Given task>
Each record must be retyped in full. No character may differ.

Dataset entries>
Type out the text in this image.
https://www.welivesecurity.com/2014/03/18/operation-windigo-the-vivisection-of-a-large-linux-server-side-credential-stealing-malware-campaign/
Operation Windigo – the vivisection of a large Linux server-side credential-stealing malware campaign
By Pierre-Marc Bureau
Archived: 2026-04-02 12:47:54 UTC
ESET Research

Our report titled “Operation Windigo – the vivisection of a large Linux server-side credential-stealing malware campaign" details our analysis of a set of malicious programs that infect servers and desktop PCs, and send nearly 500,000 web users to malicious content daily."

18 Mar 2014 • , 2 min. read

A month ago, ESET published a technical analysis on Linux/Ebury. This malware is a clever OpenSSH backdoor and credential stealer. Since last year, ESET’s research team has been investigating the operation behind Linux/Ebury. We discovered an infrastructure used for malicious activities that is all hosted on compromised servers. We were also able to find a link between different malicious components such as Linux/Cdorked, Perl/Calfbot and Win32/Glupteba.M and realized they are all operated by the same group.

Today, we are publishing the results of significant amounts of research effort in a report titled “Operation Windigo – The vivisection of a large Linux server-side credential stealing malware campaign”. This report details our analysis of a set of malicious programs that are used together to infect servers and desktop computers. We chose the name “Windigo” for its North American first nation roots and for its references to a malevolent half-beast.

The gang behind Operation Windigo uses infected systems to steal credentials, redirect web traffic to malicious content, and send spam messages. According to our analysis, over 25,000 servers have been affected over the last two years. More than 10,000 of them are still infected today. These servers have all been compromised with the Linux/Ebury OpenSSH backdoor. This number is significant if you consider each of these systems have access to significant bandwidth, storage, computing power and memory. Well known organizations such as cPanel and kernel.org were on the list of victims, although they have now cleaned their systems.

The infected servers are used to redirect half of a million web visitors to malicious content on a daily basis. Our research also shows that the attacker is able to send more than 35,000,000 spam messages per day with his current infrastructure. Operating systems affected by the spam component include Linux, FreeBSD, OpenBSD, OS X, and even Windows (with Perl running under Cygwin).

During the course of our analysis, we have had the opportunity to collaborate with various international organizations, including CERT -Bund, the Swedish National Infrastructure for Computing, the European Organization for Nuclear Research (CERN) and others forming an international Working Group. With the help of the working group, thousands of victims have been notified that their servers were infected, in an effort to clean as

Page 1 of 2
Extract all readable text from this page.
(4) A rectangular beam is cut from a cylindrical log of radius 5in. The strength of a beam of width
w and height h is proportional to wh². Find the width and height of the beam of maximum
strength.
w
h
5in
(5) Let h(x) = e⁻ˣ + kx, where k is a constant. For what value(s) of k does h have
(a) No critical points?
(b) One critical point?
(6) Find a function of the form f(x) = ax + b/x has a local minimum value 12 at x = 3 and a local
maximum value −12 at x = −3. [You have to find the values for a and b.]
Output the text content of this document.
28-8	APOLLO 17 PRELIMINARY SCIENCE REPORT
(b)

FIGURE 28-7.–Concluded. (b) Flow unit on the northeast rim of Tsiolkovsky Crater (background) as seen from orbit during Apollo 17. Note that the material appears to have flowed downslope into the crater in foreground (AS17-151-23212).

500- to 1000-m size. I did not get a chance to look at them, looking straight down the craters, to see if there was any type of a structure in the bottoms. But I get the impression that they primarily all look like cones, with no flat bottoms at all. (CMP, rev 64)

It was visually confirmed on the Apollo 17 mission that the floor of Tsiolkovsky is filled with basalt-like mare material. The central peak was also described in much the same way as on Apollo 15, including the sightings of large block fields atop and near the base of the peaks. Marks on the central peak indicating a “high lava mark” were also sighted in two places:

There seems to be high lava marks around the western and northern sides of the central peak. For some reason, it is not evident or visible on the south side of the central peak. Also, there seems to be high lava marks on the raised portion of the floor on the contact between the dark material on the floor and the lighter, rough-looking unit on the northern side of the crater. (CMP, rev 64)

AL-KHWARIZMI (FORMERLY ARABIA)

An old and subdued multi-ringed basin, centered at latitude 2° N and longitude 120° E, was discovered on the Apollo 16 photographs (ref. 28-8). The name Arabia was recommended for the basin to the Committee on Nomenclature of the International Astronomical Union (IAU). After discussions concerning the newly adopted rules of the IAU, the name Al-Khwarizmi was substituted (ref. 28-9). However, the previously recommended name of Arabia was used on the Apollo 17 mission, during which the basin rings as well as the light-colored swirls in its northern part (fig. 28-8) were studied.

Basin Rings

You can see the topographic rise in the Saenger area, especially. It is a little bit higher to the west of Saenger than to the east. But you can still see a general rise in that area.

Reply to the exercise>
Type out the text in this image.
https://www.welivesecurity.com/2014/03/18/operation-windigo-the-vivisection-of-a-large-linux-server-side-credential-stealing-malware-campaign/
Operation Windigo – the vivisection of a large Linux server-side credential-stealing malware campaign
By Pierre-Marc Bureau
Archived: 2026-04-02 12:47:54 UTC
ESET Research

Our report titled “Operation Windigo – the vivisection of a large Linux server-side credential-stealing malware campaign" details our analysis of a set of malicious programs that infect servers and desktop PCs, and send nearly 500,000 web users to malicious content daily."

18 Mar 2014 • , 2 min. read

A month ago, ESET published a technical analysis on Linux/Ebury. This malware is a clever OpenSSH backdoor and credential stealer. Since last year, ESET’s research team has been investigating the operation behind Linux/Ebury. We discovered an infrastructure used for malicious activities that is all hosted on compromised servers. We were also able to find a link between different malicious components such as Linux/Cdorked, Perl/Calfbot and Win32/Glupteba.M and realized they are all operated by the same group.

Today, we are publishing the results of significant amounts of research effort in a report titled “Operation Windigo – The vivisection of a large Linux server-side credential stealing malware campaign”. This report details our analysis of a set of malicious programs that are used together to infect servers and desktop computers. We chose the name “Windigo” for its North American first nation roots and for its references to a malevolent half-beast.

The gang behind Operation Windigo uses infected systems to steal credentials, redirect web traffic to malicious content, and send spam messages. According to our analysis, over 25,000 servers have been affected over the last two years. More than 10,000 of them are still infected today. These servers have all been compromised with the Linux/Ebury OpenSSH backdoor. This number is significant if you consider each of these systems have access to significant bandwidth, storage, computing power and memory. Well known organizations such as cPanel and kernel.org were on the list of victims, although they have now cleaned their systems.

The infected servers are used to redirect half of a million web visitors to malicious content on a daily basis. Our research also shows that the attacker is able to send more than 35,000,000 spam messages per day with his current infrastructure. Operating systems affected by the spam component include Linux, FreeBSD, OpenBSD, OS X, and even Windows (with Perl running under Cygwin).

During the course of our analysis, we have had the opportunity to collaborate with various international organizations, including CERT -Bund, the Swedish National Infrastructure for Computing, the European Organization for Nuclear Research (CERN) and others forming an international Working Group. With the help of the working group, thousands of victims have been notified that their servers were infected, in an effort to clean as

Page 1 of 2
Extract all readable text from this page.
(4) A rectangular beam is cut from a cylindrical log of radius 5in. The strength of a beam of width
w and height h is proportional to wh². Find the width and height of the beam of maximum
strength.
w
h
5in
(5) Let h(x) = e⁻ˣ + kx, where k is a constant. For what value(s) of k does h have
(a) No critical points?
(b) One critical point?
(6) Find a function of the form f(x) = ax + b/x has a local minimum value 12 at x = 3 and a local
maximum value −12 at x = −3. [You have to find the values for a and b.]
Output the text content of this document.
28-8	APOLLO 17 PRELIMINARY SCIENCE REPORT
(b)

FIGURE 28-7.–Concluded. (b) Flow unit on the northeast rim of Tsiolkovsky Crater (background) as seen from orbit during Apollo 17. Note that the material appears to have flowed downslope into the crater in foreground (AS17-151-23212).

500- to 1000-m size. I did not get a chance to look at them, looking straight down the craters, to see if there was any type of a structure in the bottoms. But I get the impression that they primarily all look like cones, with no flat bottoms at all. (CMP, rev 64)

It was visually confirmed on the Apollo 17 mission that the floor of Tsiolkovsky is filled with basalt-like mare material. The central peak was also described in much the same way as on Apollo 15, including the sightings of large block fields atop and near the base of the peaks. Marks on the central peak indicating a “high lava mark” were also sighted in two places:

There seems to be high lava marks around the western and northern sides of the central peak. For some reason, it is not evident or visible on the south side of the central peak. Also, there seems to be high lava marks on the raised portion of the floor on the contact between the dark material on the floor and the lighter, rough-looking unit on the northern side of the crater. (CMP, rev 64)

AL-KHWARIZMI (FORMERLY ARABIA)

An old and subdued multi-ringed basin, centered at latitude 2° N and longitude 120° E, was discovered on the Apollo 16 photographs (ref. 28-8). The name Arabia was recommended for the basin to the Committee on Nomenclature of the International Astronomical Union (IAU). After discussions concerning the newly adopted rules of the IAU, the name Al-Khwarizmi was substituted (ref. 28-9). However, the previously recommended name of Arabia was used on the Apollo 17 mission, during which the basin rings as well as the light-colored swirls in its northern part (fig. 28-8) were studied.

Basin Rings

You can see the topographic rise in the Saenger area, especially. It is a little bit higher to the west of Saenger than to the east. But you can still see a general rise in that area.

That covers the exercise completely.